Write out the material again exactly, please, and omit the pictures.

[Dataset entries on figures]
···

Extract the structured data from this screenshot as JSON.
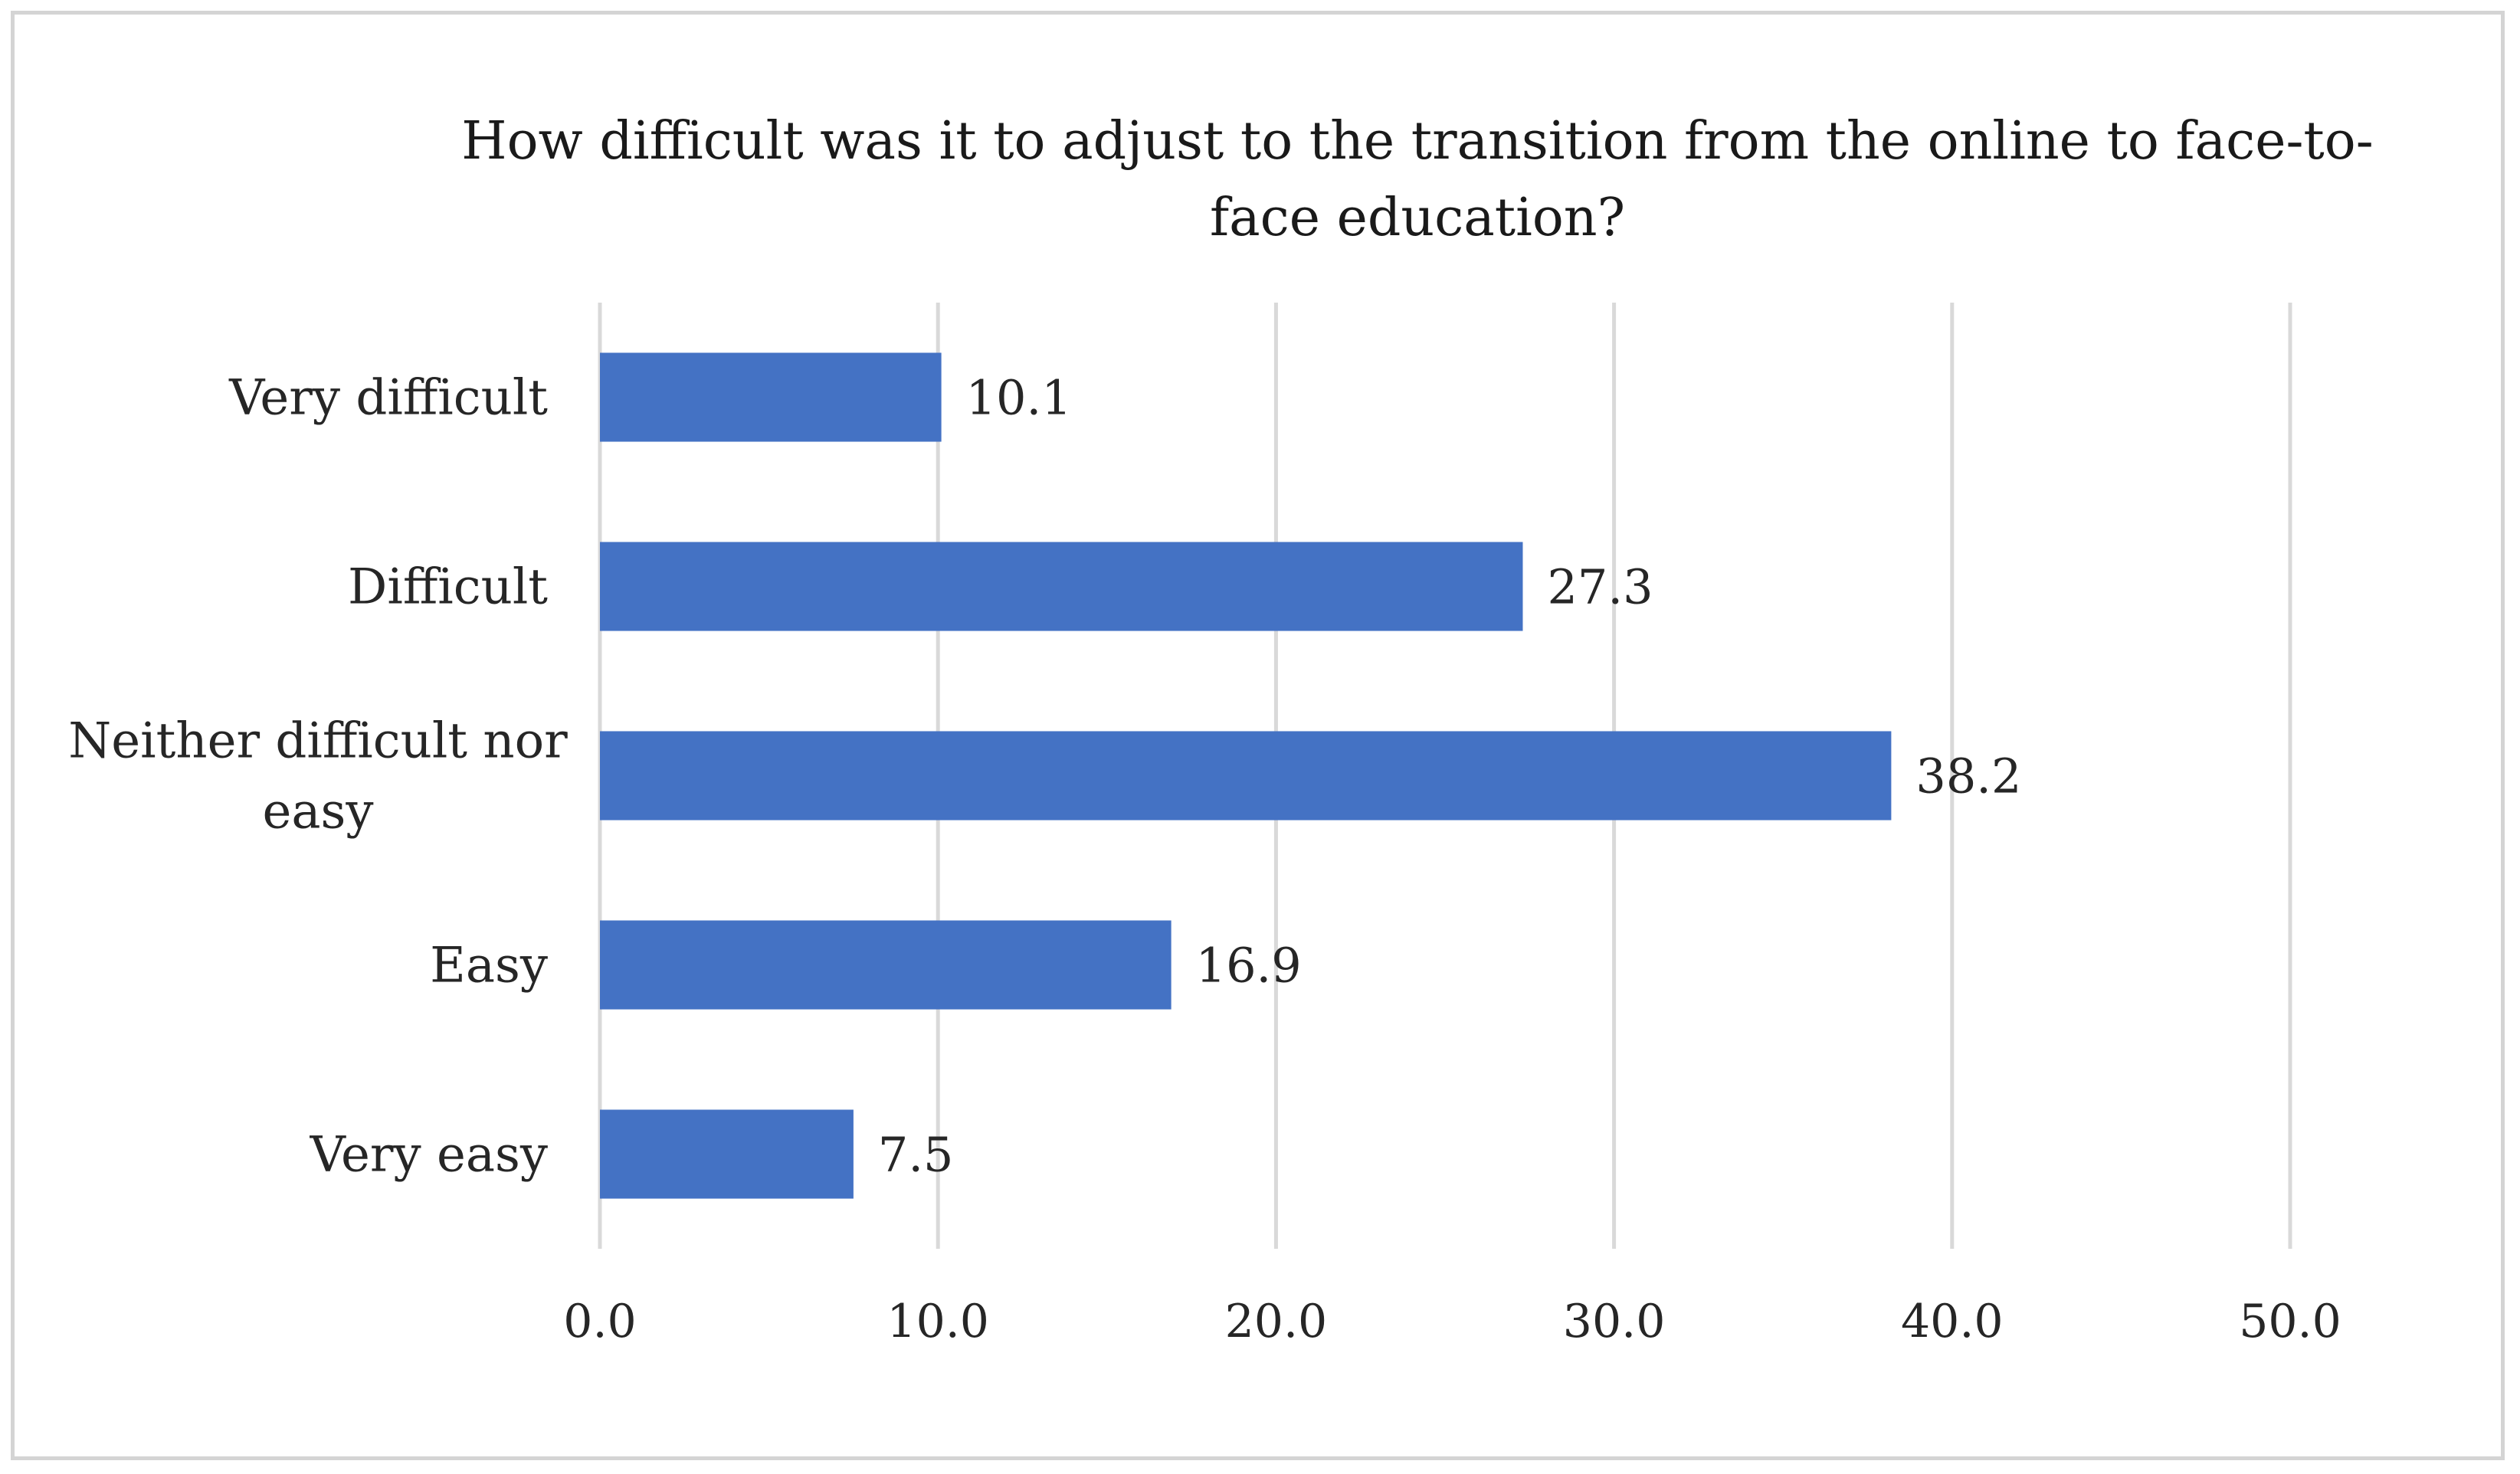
{
  "chart_data": {
    "type": "bar",
    "orientation": "horizontal",
    "title": "How difficult  was it to adjust to the transition from the online to face-to-face education?",
    "categories": [
      "Very difficult",
      "Difficult",
      "Neither difficult nor easy",
      "Easy",
      "Very easy"
    ],
    "category_lines": [
      [
        "Very difficult"
      ],
      [
        "Difficult"
      ],
      [
        "Neither difficult nor",
        "easy"
      ],
      [
        "Easy"
      ],
      [
        "Very easy"
      ]
    ],
    "values": [
      10.1,
      27.3,
      38.2,
      16.9,
      7.5
    ],
    "data_labels": [
      "10.1",
      "27.3",
      "38.2",
      "16.9",
      "7.5"
    ],
    "xlim": [
      0,
      50
    ],
    "xticks": [
      0,
      10,
      20,
      30,
      40,
      50
    ],
    "xtick_labels": [
      "0.0",
      "10.0",
      "20.0",
      "30.0",
      "40.0",
      "50.0"
    ],
    "grid": true,
    "legend": "none",
    "bar_color": "#4472C4",
    "grid_color": "#D9D9D9"
  }
}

···

### Result of this exercise
Extract the structured data from this screenshot as JSON.
{
  "chart_data": {
    "type": "bar",
    "orientation": "horizontal",
    "title": "How difficult  was it to adjust to the transition from the online to face-to-face education?",
    "categories": [
      "Very difficult",
      "Difficult",
      "Neither difficult nor easy",
      "Easy",
      "Very easy"
    ],
    "category_lines": [
      [
        "Very difficult"
      ],
      [
        "Difficult"
      ],
      [
        "Neither difficult nor",
        "easy"
      ],
      [
        "Easy"
      ],
      [
        "Very easy"
      ]
    ],
    "values": [
      10.1,
      27.3,
      38.2,
      16.9,
      7.5
    ],
    "data_labels": [
      "10.1",
      "27.3",
      "38.2",
      "16.9",
      "7.5"
    ],
    "xlim": [
      0,
      50
    ],
    "xticks": [
      0,
      10,
      20,
      30,
      40,
      50
    ],
    "xtick_labels": [
      "0.0",
      "10.0",
      "20.0",
      "30.0",
      "40.0",
      "50.0"
    ],
    "grid": true,
    "legend": "none",
    "bar_color": "#4472C4",
    "grid_color": "#D9D9D9"
  }
}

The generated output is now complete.